● **EXERCISE DETAILS**
Identify the lines that contain the word "JSON" and copy each one.
┌────────
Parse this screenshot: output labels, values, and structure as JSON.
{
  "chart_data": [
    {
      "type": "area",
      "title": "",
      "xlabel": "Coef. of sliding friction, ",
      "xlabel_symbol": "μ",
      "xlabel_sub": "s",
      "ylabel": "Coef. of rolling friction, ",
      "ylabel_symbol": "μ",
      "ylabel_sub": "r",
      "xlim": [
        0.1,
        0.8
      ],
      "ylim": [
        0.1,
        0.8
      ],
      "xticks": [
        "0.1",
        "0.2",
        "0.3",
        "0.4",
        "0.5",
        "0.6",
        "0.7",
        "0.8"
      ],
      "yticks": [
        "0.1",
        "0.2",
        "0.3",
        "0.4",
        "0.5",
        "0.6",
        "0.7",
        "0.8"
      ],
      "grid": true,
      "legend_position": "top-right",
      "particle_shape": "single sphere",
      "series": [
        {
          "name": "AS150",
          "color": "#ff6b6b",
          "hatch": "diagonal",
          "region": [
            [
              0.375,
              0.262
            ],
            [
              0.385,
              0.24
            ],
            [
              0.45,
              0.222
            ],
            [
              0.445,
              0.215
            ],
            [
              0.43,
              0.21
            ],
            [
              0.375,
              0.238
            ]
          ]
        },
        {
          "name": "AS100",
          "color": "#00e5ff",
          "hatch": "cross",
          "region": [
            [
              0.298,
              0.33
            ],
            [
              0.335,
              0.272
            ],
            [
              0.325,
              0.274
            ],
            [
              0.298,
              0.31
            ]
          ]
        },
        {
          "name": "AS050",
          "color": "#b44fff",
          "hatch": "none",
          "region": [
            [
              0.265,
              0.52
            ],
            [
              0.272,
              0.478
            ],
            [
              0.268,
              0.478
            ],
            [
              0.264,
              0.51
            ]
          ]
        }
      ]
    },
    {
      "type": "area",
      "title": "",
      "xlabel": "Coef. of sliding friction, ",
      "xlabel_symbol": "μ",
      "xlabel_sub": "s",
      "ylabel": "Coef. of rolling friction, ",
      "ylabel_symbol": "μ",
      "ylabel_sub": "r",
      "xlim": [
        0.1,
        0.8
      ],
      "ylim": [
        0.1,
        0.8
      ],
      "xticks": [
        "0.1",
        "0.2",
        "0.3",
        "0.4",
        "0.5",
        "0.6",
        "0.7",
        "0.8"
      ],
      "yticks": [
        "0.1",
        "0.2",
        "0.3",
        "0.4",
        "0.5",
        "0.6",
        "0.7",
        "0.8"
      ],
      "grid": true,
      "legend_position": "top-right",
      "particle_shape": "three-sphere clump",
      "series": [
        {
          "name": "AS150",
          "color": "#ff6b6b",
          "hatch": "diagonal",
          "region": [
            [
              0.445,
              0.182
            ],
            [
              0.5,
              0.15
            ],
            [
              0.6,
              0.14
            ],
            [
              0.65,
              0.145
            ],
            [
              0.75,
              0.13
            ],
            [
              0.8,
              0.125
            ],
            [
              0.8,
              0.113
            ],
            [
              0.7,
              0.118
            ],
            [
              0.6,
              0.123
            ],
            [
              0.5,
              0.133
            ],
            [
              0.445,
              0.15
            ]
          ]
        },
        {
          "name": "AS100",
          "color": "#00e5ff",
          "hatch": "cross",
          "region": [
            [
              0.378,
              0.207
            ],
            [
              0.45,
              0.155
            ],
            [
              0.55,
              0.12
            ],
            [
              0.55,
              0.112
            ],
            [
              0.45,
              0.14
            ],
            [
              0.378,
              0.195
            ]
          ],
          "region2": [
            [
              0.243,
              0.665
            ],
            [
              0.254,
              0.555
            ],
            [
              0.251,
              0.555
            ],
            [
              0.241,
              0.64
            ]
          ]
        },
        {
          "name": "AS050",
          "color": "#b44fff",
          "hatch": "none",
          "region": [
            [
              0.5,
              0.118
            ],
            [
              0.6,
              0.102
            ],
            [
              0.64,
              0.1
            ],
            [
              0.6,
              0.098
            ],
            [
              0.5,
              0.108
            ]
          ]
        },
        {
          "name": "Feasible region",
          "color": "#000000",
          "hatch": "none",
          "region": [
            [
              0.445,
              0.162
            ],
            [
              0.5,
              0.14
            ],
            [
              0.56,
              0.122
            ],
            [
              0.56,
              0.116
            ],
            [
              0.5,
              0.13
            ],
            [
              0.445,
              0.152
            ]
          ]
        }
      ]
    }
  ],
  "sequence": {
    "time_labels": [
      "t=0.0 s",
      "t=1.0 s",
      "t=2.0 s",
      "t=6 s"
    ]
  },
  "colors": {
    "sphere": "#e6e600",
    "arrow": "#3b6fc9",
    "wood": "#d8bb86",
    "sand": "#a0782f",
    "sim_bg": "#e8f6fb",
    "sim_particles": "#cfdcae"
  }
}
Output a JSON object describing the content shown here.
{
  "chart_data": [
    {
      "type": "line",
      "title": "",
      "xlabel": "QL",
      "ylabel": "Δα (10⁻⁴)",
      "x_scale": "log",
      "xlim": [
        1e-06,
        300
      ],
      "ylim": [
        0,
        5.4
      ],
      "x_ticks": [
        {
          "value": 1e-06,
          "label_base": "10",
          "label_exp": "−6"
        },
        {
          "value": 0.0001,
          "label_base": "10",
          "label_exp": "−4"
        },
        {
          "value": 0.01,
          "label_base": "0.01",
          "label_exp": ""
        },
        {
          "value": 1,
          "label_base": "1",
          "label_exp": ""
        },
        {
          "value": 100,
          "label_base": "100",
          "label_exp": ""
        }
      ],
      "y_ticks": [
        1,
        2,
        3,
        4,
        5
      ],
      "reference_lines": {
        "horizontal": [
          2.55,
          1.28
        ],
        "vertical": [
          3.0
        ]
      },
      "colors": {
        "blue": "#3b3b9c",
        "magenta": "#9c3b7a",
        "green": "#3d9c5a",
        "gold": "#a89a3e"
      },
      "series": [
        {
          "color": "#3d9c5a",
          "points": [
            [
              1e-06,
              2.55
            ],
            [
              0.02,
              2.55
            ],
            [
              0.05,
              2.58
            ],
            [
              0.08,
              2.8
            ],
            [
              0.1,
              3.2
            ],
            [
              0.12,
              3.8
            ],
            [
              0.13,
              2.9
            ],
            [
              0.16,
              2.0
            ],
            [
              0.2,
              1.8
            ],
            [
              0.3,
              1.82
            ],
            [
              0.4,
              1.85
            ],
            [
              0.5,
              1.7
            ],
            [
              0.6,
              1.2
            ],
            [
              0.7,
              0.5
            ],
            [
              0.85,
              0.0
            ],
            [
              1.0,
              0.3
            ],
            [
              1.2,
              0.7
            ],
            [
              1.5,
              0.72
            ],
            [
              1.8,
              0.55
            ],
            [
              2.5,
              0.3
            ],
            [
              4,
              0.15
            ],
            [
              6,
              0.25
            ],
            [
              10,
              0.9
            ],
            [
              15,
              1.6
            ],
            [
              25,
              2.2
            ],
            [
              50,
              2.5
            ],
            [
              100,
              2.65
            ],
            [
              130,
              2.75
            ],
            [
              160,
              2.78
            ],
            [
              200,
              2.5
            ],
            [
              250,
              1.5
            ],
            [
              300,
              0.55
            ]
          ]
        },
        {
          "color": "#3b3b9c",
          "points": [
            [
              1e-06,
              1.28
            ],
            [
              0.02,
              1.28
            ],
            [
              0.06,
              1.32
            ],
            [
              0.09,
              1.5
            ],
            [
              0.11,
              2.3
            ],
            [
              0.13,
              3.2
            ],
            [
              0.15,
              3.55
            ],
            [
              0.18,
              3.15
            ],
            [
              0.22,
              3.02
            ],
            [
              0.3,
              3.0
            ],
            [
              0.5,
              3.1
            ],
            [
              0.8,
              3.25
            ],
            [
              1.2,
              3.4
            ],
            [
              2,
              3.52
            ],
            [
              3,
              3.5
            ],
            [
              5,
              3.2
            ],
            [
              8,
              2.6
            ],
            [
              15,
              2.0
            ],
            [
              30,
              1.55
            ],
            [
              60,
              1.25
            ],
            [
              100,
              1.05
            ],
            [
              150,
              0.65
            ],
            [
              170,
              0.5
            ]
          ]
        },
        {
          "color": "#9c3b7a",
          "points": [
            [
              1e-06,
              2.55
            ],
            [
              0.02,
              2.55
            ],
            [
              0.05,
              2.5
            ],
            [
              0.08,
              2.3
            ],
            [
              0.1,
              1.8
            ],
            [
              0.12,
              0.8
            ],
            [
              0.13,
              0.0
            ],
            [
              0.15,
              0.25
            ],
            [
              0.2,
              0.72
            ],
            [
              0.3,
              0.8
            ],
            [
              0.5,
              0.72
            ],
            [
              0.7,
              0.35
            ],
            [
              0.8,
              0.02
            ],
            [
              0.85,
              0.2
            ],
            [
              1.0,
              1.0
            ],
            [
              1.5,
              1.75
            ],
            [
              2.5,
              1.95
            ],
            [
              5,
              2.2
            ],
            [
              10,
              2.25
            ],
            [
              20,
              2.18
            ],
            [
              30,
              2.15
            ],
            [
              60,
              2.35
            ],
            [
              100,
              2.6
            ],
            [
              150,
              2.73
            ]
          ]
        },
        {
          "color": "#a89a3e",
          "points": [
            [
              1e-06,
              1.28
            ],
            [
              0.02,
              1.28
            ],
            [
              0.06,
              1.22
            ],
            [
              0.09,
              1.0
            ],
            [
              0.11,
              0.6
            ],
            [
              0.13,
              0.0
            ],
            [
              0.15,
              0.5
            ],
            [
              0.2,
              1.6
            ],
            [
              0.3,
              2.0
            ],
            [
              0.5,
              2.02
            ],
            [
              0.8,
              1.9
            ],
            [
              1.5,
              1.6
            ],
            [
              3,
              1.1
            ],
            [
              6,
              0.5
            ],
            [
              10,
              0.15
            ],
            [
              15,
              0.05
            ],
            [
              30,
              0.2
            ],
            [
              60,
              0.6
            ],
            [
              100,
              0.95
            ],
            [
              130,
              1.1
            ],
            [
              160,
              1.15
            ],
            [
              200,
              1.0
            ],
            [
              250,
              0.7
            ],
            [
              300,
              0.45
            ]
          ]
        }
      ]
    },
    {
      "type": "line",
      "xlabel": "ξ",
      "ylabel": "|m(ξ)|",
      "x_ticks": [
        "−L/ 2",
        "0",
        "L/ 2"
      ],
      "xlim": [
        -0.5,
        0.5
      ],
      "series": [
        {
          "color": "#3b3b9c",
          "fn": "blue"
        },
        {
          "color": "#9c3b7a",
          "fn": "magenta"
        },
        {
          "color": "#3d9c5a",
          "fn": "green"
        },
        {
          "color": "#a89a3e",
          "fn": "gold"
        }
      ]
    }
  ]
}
└────────
● **PROBLEM SOLUTION**
Parse this screenshot: output labels, values, and structure as JSON.
Output a JSON object describing the content shown here.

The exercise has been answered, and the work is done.